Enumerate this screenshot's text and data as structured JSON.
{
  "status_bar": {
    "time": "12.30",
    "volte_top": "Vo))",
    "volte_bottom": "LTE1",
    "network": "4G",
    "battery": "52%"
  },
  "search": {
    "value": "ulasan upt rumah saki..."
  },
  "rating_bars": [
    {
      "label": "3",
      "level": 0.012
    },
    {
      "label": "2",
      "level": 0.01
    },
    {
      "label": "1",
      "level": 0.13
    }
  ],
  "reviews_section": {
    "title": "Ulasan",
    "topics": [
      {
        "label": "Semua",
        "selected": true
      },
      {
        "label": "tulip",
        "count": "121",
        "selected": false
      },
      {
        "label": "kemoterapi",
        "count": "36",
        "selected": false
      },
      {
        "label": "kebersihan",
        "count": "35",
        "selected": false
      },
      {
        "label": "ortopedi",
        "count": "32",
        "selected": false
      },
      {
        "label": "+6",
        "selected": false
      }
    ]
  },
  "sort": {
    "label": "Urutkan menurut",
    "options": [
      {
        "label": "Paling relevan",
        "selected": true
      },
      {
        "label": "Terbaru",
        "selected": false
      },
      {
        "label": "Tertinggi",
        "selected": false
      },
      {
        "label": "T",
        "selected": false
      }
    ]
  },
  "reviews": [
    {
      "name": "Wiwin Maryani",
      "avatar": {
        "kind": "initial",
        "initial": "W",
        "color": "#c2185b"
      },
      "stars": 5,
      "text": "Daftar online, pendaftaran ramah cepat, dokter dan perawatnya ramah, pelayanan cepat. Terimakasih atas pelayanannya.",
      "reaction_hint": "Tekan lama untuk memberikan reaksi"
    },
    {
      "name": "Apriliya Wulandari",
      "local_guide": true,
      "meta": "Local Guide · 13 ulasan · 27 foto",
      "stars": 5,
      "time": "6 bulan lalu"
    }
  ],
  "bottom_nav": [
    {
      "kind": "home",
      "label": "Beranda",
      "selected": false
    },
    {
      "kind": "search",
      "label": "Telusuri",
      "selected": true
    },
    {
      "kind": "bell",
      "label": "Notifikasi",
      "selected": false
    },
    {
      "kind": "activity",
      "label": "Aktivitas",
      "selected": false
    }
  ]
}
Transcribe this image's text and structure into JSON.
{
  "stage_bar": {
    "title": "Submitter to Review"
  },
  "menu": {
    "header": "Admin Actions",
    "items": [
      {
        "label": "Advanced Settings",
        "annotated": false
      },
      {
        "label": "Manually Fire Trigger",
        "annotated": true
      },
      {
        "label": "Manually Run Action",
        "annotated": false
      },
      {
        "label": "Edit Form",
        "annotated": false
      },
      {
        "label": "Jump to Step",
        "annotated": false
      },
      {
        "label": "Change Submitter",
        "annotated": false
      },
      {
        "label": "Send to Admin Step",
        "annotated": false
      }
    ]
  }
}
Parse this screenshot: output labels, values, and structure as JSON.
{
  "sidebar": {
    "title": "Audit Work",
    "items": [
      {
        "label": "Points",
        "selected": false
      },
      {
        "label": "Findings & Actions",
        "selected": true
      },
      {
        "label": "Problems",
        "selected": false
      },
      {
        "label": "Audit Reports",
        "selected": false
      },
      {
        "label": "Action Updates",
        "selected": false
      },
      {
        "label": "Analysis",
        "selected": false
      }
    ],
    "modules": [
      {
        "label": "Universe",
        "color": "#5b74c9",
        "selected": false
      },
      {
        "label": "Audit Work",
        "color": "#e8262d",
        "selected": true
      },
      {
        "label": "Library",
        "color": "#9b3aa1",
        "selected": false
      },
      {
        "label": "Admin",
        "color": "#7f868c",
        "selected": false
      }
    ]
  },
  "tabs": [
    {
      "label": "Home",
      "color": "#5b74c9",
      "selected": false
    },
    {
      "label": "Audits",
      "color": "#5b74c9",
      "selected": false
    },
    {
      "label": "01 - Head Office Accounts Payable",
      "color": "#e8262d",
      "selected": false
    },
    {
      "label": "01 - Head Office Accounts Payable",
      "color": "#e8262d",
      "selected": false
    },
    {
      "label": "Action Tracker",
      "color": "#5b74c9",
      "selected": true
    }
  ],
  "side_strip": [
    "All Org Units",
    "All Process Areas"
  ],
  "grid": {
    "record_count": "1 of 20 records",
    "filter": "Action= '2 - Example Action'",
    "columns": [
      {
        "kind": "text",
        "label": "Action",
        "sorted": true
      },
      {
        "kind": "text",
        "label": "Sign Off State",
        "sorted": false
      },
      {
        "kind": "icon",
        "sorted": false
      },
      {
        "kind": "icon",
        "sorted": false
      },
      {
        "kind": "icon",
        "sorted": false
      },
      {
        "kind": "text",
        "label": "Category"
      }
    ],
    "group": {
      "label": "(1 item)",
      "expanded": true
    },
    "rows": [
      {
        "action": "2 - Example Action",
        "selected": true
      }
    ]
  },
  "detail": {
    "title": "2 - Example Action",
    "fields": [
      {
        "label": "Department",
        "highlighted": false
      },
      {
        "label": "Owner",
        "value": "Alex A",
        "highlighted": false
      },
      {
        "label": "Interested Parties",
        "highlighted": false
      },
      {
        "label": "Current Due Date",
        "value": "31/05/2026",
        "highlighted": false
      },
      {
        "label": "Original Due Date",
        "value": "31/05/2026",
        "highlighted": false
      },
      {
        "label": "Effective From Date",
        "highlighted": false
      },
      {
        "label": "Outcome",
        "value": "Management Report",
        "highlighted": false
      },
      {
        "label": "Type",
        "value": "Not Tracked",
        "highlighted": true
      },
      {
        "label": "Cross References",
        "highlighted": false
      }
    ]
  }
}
:::
- [Directive]
Make a verbatim copy of every entry shown above.

- [Full answer]
Enumerate this screenshot's text and data as structured JSON.
{
  "status_bar": {
    "time": "12.30",
    "volte_top": "Vo))",
    "volte_bottom": "LTE1",
    "network": "4G",
    "battery": "52%"
  },
  "search": {
    "value": "ulasan upt rumah saki..."
  },
  "rating_bars": [
    {
      "label": "3",
      "level": 0.012
    },
    {
      "label": "2",
      "level": 0.01
    },
    {
      "label": "1",
      "level": 0.13
    }
  ],
  "reviews_section": {
    "title": "Ulasan",
    "topics": [
      {
        "label": "Semua",
        "selected": true
      },
      {
        "label": "tulip",
        "count": "121",
        "selected": false
      },
      {
        "label": "kemoterapi",
        "count": "36",
        "selected": false
      },
      {
        "label": "kebersihan",
        "count": "35",
        "selected": false
      },
      {
        "label": "ortopedi",
        "count": "32",
        "selected": false
      },
      {
        "label": "+6",
        "selected": false
      }
    ]
  },
  "sort": {
    "label": "Urutkan menurut",
    "options": [
      {
        "label": "Paling relevan",
        "selected": true
      },
      {
        "label": "Terbaru",
        "selected": false
      },
      {
        "label": "Tertinggi",
        "selected": false
      },
      {
        "label": "T",
        "selected": false
      }
    ]
  },
  "reviews": [
    {
      "name": "Wiwin Maryani",
      "avatar": {
        "kind": "initial",
        "initial": "W",
        "color": "#c2185b"
      },
      "stars": 5,
      "text": "Daftar online, pendaftaran ramah cepat, dokter dan perawatnya ramah, pelayanan cepat. Terimakasih atas pelayanannya.",
      "reaction_hint": "Tekan lama untuk memberikan reaksi"
    },
    {
      "name": "Apriliya Wulandari",
      "local_guide": true,
      "meta": "Local Guide · 13 ulasan · 27 foto",
      "stars": 5,
      "time": "6 bulan lalu"
    }
  ],
  "bottom_nav": [
    {
      "kind": "home",
      "label": "Beranda",
      "selected": false
    },
    {
      "kind": "search",
      "label": "Telusuri",
      "selected": true
    },
    {
      "kind": "bell",
      "label": "Notifikasi",
      "selected": false
    },
    {
      "kind": "activity",
      "label": "Aktivitas",
      "selected": false
    }
  ]
}
Transcribe this image's text and structure into JSON.
{
  "stage_bar": {
    "title": "Submitter to Review"
  },
  "menu": {
    "header": "Admin Actions",
    "items": [
      {
        "label": "Advanced Settings",
        "annotated": false
      },
      {
        "label": "Manually Fire Trigger",
        "annotated": true
      },
      {
        "label": "Manually Run Action",
        "annotated": false
      },
      {
        "label": "Edit Form",
        "annotated": false
      },
      {
        "label": "Jump to Step",
        "annotated": false
      },
      {
        "label": "Change Submitter",
        "annotated": false
      },
      {
        "label": "Send to Admin Step",
        "annotated": false
      }
    ]
  }
}
Parse this screenshot: output labels, values, and structure as JSON.
{
  "sidebar": {
    "title": "Audit Work",
    "items": [
      {
        "label": "Points",
        "selected": false
      },
      {
        "label": "Findings & Actions",
        "selected": true
      },
      {
        "label": "Problems",
        "selected": false
      },
      {
        "label": "Audit Reports",
        "selected": false
      },
      {
        "label": "Action Updates",
        "selected": false
      },
      {
        "label": "Analysis",
        "selected": false
      }
    ],
    "modules": [
      {
        "label": "Universe",
        "color": "#5b74c9",
        "selected": false
      },
      {
        "label": "Audit Work",
        "color": "#e8262d",
        "selected": true
      },
      {
        "label": "Library",
        "color": "#9b3aa1",
        "selected": false
      },
      {
        "label": "Admin",
        "color": "#7f868c",
        "selected": false
      }
    ]
  },
  "tabs": [
    {
      "label": "Home",
      "color": "#5b74c9",
      "selected": false
    },
    {
      "label": "Audits",
      "color": "#5b74c9",
      "selected": false
    },
    {
      "label": "01 - Head Office Accounts Payable",
      "color": "#e8262d",
      "selected": false
    },
    {
      "label": "01 - Head Office Accounts Payable",
      "color": "#e8262d",
      "selected": false
    },
    {
      "label": "Action Tracker",
      "color": "#5b74c9",
      "selected": true
    }
  ],
  "side_strip": [
    "All Org Units",
    "All Process Areas"
  ],
  "grid": {
    "record_count": "1 of 20 records",
    "filter": "Action= '2 - Example Action'",
    "columns": [
      {
        "kind": "text",
        "label": "Action",
        "sorted": true
      },
      {
        "kind": "text",
        "label": "Sign Off State",
        "sorted": false
      },
      {
        "kind": "icon",
        "sorted": false
      },
      {
        "kind": "icon",
        "sorted": false
      },
      {
        "kind": "icon",
        "sorted": false
      },
      {
        "kind": "text",
        "label": "Category"
      }
    ],
    "group": {
      "label": "(1 item)",
      "expanded": true
    },
    "rows": [
      {
        "action": "2 - Example Action",
        "selected": true
      }
    ]
  },
  "detail": {
    "title": "2 - Example Action",
    "fields": [
      {
        "label": "Department",
        "highlighted": false
      },
      {
        "label": "Owner",
        "value": "Alex A",
        "highlighted": false
      },
      {
        "label": "Interested Parties",
        "highlighted": false
      },
      {
        "label": "Current Due Date",
        "value": "31/05/2026",
        "highlighted": false
      },
      {
        "label": "Original Due Date",
        "value": "31/05/2026",
        "highlighted": false
      },
      {
        "label": "Effective From Date",
        "highlighted": false
      },
      {
        "label": "Outcome",
        "value": "Management Report",
        "highlighted": false
      },
      {
        "label": "Type",
        "value": "Not Tracked",
        "highlighted": true
      },
      {
        "label": "Cross References",
        "highlighted": false
      }
    ]
  }
}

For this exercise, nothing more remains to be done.